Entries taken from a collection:
........
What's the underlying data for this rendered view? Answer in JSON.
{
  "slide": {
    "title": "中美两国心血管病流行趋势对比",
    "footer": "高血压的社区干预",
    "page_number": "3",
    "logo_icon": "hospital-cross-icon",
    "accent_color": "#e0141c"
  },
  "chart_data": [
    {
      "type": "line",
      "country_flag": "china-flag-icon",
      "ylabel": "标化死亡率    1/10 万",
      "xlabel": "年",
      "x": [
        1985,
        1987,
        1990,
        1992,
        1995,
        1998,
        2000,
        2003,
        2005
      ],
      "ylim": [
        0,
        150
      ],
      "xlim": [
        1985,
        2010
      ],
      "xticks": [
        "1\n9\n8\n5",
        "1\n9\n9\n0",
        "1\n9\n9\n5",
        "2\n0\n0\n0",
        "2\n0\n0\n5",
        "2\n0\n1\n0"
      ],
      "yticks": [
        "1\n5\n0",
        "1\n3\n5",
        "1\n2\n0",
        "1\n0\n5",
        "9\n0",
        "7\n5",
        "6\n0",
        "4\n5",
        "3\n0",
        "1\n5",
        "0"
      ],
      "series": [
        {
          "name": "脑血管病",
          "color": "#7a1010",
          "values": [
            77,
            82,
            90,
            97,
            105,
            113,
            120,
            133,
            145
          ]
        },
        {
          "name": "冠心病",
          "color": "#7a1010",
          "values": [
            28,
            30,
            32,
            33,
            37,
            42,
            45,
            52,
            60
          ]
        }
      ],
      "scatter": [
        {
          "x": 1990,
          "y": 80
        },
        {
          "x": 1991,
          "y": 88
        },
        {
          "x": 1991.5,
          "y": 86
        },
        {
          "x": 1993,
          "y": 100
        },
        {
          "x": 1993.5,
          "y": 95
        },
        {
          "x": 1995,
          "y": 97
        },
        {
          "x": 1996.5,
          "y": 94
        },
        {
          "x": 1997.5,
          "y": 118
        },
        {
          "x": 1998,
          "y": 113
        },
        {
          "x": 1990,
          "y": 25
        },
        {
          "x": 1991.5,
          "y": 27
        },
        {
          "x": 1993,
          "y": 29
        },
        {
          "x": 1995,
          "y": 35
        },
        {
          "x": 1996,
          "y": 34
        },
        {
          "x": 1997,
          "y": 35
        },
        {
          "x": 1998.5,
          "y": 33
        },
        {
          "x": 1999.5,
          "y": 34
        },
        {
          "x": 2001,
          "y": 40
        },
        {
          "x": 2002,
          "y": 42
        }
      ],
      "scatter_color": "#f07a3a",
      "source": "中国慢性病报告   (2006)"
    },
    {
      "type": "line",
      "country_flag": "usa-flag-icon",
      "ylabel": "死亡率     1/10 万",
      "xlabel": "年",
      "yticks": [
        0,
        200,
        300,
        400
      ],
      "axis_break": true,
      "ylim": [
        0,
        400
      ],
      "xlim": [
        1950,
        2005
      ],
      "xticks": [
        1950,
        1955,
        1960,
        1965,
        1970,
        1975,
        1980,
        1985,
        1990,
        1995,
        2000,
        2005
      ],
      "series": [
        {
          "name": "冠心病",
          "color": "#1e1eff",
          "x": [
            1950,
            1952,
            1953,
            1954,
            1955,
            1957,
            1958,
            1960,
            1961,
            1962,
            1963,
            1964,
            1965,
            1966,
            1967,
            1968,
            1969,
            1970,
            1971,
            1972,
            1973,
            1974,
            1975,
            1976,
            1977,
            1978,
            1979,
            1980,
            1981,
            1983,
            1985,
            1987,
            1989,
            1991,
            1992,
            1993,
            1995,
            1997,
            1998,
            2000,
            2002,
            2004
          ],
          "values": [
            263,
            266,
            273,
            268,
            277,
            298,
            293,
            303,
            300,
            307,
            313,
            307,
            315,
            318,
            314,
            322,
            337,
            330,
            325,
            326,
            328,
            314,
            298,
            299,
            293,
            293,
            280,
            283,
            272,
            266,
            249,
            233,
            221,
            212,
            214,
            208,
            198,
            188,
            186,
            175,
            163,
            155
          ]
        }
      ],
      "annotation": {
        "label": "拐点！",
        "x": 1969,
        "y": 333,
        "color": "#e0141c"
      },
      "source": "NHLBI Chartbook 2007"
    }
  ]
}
........
### Given task
Look through the data above. Each line containing the word "icon" needs to be copied.

### Written response
    "logo_icon": "hospital-cross-icon",
      "country_flag": "china-flag-icon",
      "country_flag": "usa-flag-icon",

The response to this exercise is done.